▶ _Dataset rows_
● ● ● ● ● ● ●
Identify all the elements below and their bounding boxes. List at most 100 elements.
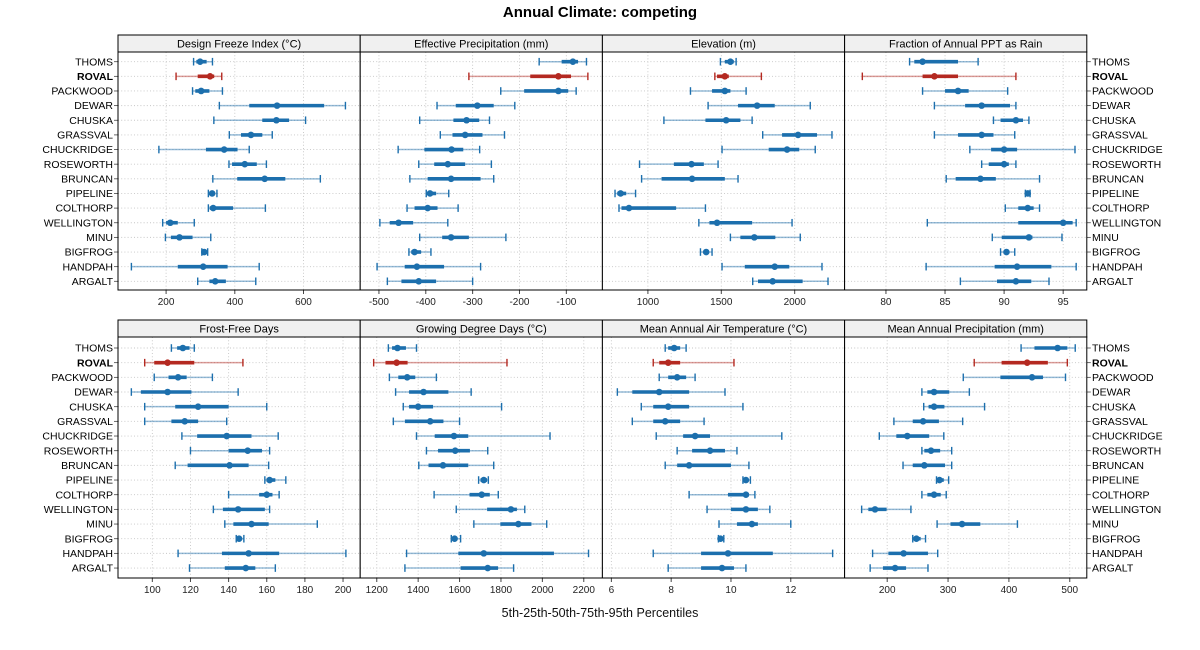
percentile-bar-thoms	[387, 344, 418, 352]
panel-mean-annual-air-temperature-c: Mean Annual Air Temperature (°C) 6 8 10 12	[601, 319, 846, 596]
row-label-right-roval: ROVAL	[1092, 71, 1129, 83]
percentile-bar-minu	[418, 233, 507, 242]
median-dot	[685, 462, 693, 469]
median-dot	[569, 58, 577, 65]
median-dot	[1054, 344, 1061, 352]
percentile-bar-thoms	[908, 57, 979, 66]
percentile-bar-thoms	[170, 344, 195, 352]
row-label-right-chuska: CHUSKA	[1092, 115, 1136, 127]
median-dot	[426, 190, 434, 197]
x-tick-label: 180	[297, 585, 314, 596]
percentile-bar-roval	[973, 358, 1069, 367]
percentile-bar-argalt	[752, 277, 829, 286]
row-label-right-minu: MINU	[1092, 232, 1119, 244]
row-label-left-argalt: ARGALT	[72, 563, 114, 575]
median-dot	[461, 131, 469, 139]
panel-mean-annual-precipitation-mm: Mean Annual Precipitation (mm) 200 300 400 5…	[844, 319, 1091, 596]
percentile-bar-chuska	[402, 402, 503, 411]
percentile-bar-argalt	[869, 564, 929, 572]
median-dot	[478, 491, 486, 499]
median-dot	[871, 506, 879, 513]
median-dot	[1013, 263, 1021, 270]
median-dot	[724, 550, 732, 557]
median-dot	[977, 175, 984, 183]
x-tick-label: 2000	[784, 297, 807, 308]
percentile-bar-minu	[718, 520, 792, 528]
median-dot	[179, 344, 187, 352]
percentile-bar-minu	[473, 520, 548, 528]
x-tick-label: 600	[295, 297, 312, 308]
percentile-bar-grassval	[893, 417, 964, 426]
row-label-right-bigfrog: BIGFROG	[1092, 533, 1140, 545]
median-dot	[927, 447, 935, 454]
percentile-bar-packwood	[962, 373, 1067, 382]
panel-border	[844, 51, 1088, 291]
median-dot	[742, 491, 750, 499]
percentile-bar-handpah	[871, 549, 939, 558]
row-label-right-wellington: WELLINGTON	[1092, 217, 1161, 229]
row-label-left-roval: ROVAL	[77, 357, 114, 369]
median-dot	[713, 219, 721, 227]
percentile-bar-argalt	[959, 277, 1050, 286]
percentile-bar-dewar	[218, 101, 347, 110]
x-tick-label: 300	[940, 585, 957, 596]
median-dot	[1003, 248, 1010, 256]
row-label-right-colthorp: COLTHORP	[1092, 203, 1150, 215]
median-dot	[771, 263, 779, 270]
x-tick-label: 2000	[531, 585, 554, 596]
median-dot	[1025, 234, 1033, 241]
median-dot	[420, 388, 427, 396]
percentile-bar-wellington	[161, 218, 195, 227]
panel-effective-precipitation-mm: Effective Precipitation (mm) -500 -400 -300…	[359, 34, 603, 308]
median-dot	[484, 564, 492, 572]
percentile-bar-packwood	[153, 373, 214, 382]
percentile-bar-chuska	[663, 116, 753, 125]
x-tick-label: 95	[1058, 297, 1070, 308]
percentile-bar-wellington	[926, 218, 1077, 227]
median-dot	[722, 116, 730, 124]
median-dot	[209, 204, 217, 212]
row-label-right-handpah: HANDPAH	[1092, 548, 1143, 560]
percentile-bar-roval	[175, 72, 223, 81]
percentile-bar-chuckridge	[158, 145, 250, 154]
percentile-bar-colthorp	[688, 490, 756, 499]
percentile-bar-grassval	[933, 131, 1016, 139]
row-label-left-minu: MINU	[86, 519, 113, 531]
median-dot	[617, 190, 624, 197]
row-label-right-packwood: PACKWOOD	[1092, 372, 1154, 384]
percentile-bar-bruncan	[409, 175, 495, 183]
median-dot	[903, 432, 911, 440]
panel-x-axis: 80 85 90 95	[880, 290, 1069, 308]
median-dot	[200, 248, 208, 256]
percentile-bar-argalt	[404, 564, 515, 572]
percentile-bar-handpah	[652, 549, 834, 558]
median-dot	[655, 388, 663, 396]
row-label-left-colthorp: COLTHORP	[55, 203, 113, 215]
row-label-right-dewar: DEWAR	[1092, 387, 1131, 399]
panel-strip-title: Mean Annual Air Temperature (°C)	[640, 324, 807, 336]
x-tick-label: 1800	[490, 585, 513, 596]
median-dot	[245, 550, 252, 557]
median-dot	[921, 462, 928, 469]
percentile-bar-roseworth	[638, 160, 719, 168]
x-tick-label: 1000	[637, 297, 660, 308]
median-dot	[742, 506, 750, 513]
panel-x-axis: 200 400 600	[158, 290, 312, 308]
percentile-bar-bruncan	[418, 461, 495, 470]
x-tick-label: 100	[144, 585, 161, 596]
percentile-bar-chuckridge	[721, 145, 816, 154]
percentile-bar-wellington	[212, 505, 271, 514]
median-dot	[439, 462, 447, 469]
median-dot	[515, 520, 522, 528]
median-dot	[1000, 146, 1008, 153]
percentile-bar-packwood	[689, 87, 747, 95]
percentile-bar-grassval	[439, 131, 506, 139]
percentile-bar-minu	[164, 233, 212, 242]
x-tick-label: 12	[785, 585, 797, 596]
x-tick-label: 8	[668, 585, 674, 596]
row-label-right-grassval: GRASSVAL	[1092, 130, 1148, 142]
median-dot	[164, 388, 171, 396]
percentile-bar-bruncan	[902, 461, 953, 470]
percentile-bar-thoms	[664, 344, 687, 352]
percentile-bar-chuska	[143, 402, 268, 411]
● ● ● ● ● ● ●
▶ _What you should do_
Output every line above as a JSON list of strings, one string per line, skipping blank lines. Leave the pictures out of the answer.

▶ _Answer to the exercise_
[
  "Identify all the elements below and their bounding boxes. List at most 100 elements.",
  "percentile-bar-thoms\t[387, 344, 418, 352]",
  "panel-mean-annual-air-temperature-c: Mean Annual Air Temperature (°C) 6 8 10 12\t[601, 319, 846, 596]",
  "row-label-right-roval: ROVAL\t[1092, 71, 1129, 83]",
  "percentile-bar-minu\t[418, 233, 507, 242]",
  "median-dot\t[685, 462, 693, 469]",
  "median-dot\t[569, 58, 577, 65]",
  "median-dot\t[1054, 344, 1061, 352]",
  "percentile-bar-thoms\t[908, 57, 979, 66]",
  "percentile-bar-thoms\t[170, 344, 195, 352]",
  "row-label-right-chuska: CHUSKA\t[1092, 115, 1136, 127]",
  "median-dot\t[426, 190, 434, 197]",
  "x-tick-label: 180\t[297, 585, 314, 596]",
  "percentile-bar-roval\t[973, 358, 1069, 367]",
  "percentile-bar-argalt\t[752, 277, 829, 286]",
  "row-label-right-minu: MINU\t[1092, 232, 1119, 244]",
  "row-label-left-argalt: ARGALT\t[72, 563, 114, 575]",
  "median-dot\t[461, 131, 469, 139]",
  "panel-mean-annual-precipitation-mm: Mean Annual Precipitation (mm) 200 300 400 5…\t[844, 319, 1091, 596]",
  "percentile-bar-chuska\t[402, 402, 503, 411]",
  "percentile-bar-argalt\t[869, 564, 929, 572]",
  "median-dot\t[478, 491, 486, 499]",
  "median-dot\t[871, 506, 879, 513]",
  "median-dot\t[1013, 263, 1021, 270]",
  "median-dot\t[724, 550, 732, 557]",
  "median-dot\t[977, 175, 984, 183]",
  "x-tick-label: 2000\t[784, 297, 807, 308]",
  "percentile-bar-minu\t[718, 520, 792, 528]",
  "median-dot\t[179, 344, 187, 352]",
  "percentile-bar-minu\t[473, 520, 548, 528]",
  "x-tick-label: 600\t[295, 297, 312, 308]",
  "percentile-bar-grassval\t[893, 417, 964, 426]",
  "row-label-right-bigfrog: BIGFROG\t[1092, 533, 1140, 545]",
  "median-dot\t[927, 447, 935, 454]",
  "percentile-bar-packwood\t[962, 373, 1067, 382]",
  "panel-border\t[844, 51, 1088, 291]",
  "median-dot\t[742, 491, 750, 499]",
  "percentile-bar-handpah\t[871, 549, 939, 558]",
  "row-label-right-wellington: WELLINGTON\t[1092, 217, 1161, 229]",
  "row-label-left-roval: ROVAL\t[77, 357, 114, 369]",
  "median-dot\t[713, 219, 721, 227]",
  "percentile-bar-argalt\t[959, 277, 1050, 286]",
  "percentile-bar-dewar\t[218, 101, 347, 110]",
  "x-tick-label: 300\t[940, 585, 957, 596]",
  "median-dot\t[1003, 248, 1010, 256]",
  "row-label-right-colthorp: COLTHORP\t[1092, 203, 1150, 215]",
  "median-dot\t[771, 263, 779, 270]",
  "x-tick-label: 2000\t[531, 585, 554, 596]",
  "median-dot\t[1025, 234, 1033, 241]",
  "median-dot\t[420, 388, 427, 396]",
  "percentile-bar-wellington\t[161, 218, 195, 227]",
  "panel-effective-precipitation-mm: Effective Precipitation (mm) -500 -400 -300…\t[359, 34, 603, 308]",
  "median-dot\t[484, 564, 492, 572]",
  "percentile-bar-packwood\t[153, 373, 214, 382]",
  "percentile-bar-chuska\t[663, 116, 753, 125]",
  "x-tick-label: 95\t[1058, 297, 1070, 308]",
  "percentile-bar-wellington\t[926, 218, 1077, 227]",
  "median-dot\t[722, 116, 730, 124]",
  "median-dot\t[209, 204, 217, 212]",
  "row-label-right-handpah: HANDPAH\t[1092, 548, 1143, 560]",
  "percentile-bar-roval\t[175, 72, 223, 81]",
  "percentile-bar-chuckridge\t[158, 145, 250, 154]",
  "percentile-bar-colthorp\t[688, 490, 756, 499]",
  "percentile-bar-grassval\t[933, 131, 1016, 139]",
  "row-label-left-minu: MINU\t[86, 519, 113, 531]",
  "median-dot\t[617, 190, 624, 197]",
  "row-label-right-packwood: PACKWOOD\t[1092, 372, 1154, 384]",
  "percentile-bar-bruncan\t[409, 175, 495, 183]",
  "median-dot\t[903, 432, 911, 440]",
  "panel-x-axis: 80 85 90 95\t[880, 290, 1069, 308]",
  "median-dot\t[200, 248, 208, 256]",
  "percentile-bar-argalt\t[404, 564, 515, 572]",
  "percentile-bar-handpah\t[652, 549, 834, 558]",
  "median-dot\t[655, 388, 663, 396]",
  "row-label-left-colthorp: COLTHORP\t[55, 203, 113, 215]",
  "row-label-right-dewar: DEWAR\t[1092, 387, 1131, 399]",
  "panel-strip-title: Mean Annual Air Temperature (°C)\t[640, 324, 807, 336]",
  "x-tick-label: 1800\t[490, 585, 513, 596]",
  "median-dot\t[245, 550, 252, 557]",
  "median-dot\t[921, 462, 928, 469]",
  "percentile-bar-roseworth\t[638, 160, 719, 168]",
  "x-tick-label: 1000\t[637, 297, 660, 308]",
  "median-dot\t[742, 506, 750, 513]",
  "panel-x-axis: 200 400 600\t[158, 290, 312, 308]",
  "percentile-bar-bruncan\t[418, 461, 495, 470]",
  "x-tick-label: 100\t[144, 585, 161, 596]",
  "percentile-bar-chuckridge\t[721, 145, 816, 154]",
  "percentile-bar-wellington\t[212, 505, 271, 514]",
  "median-dot\t[439, 462, 447, 469]",
  "median-dot\t[515, 520, 522, 528]",
  "median-dot\t[1000, 146, 1008, 153]",
  "percentile-bar-packwood\t[689, 87, 747, 95]",
  "percentile-bar-grassval\t[439, 131, 506, 139]",
  "percentile-bar-minu\t[164, 233, 212, 242]",
  "x-tick-label: 12\t[785, 585, 797, 596]",
  "x-tick-label: 8\t[668, 585, 674, 596]",
  "row-label-right-grassval: GRASSVAL\t[1092, 130, 1148, 142]",
  "median-dot\t[164, 388, 171, 396]",
  "percentile-bar-bruncan\t[902, 461, 953, 470]",
  "percentile-bar-thoms\t[664, 344, 687, 352]",
  "percentile-bar-chuska\t[143, 402, 268, 411]"
]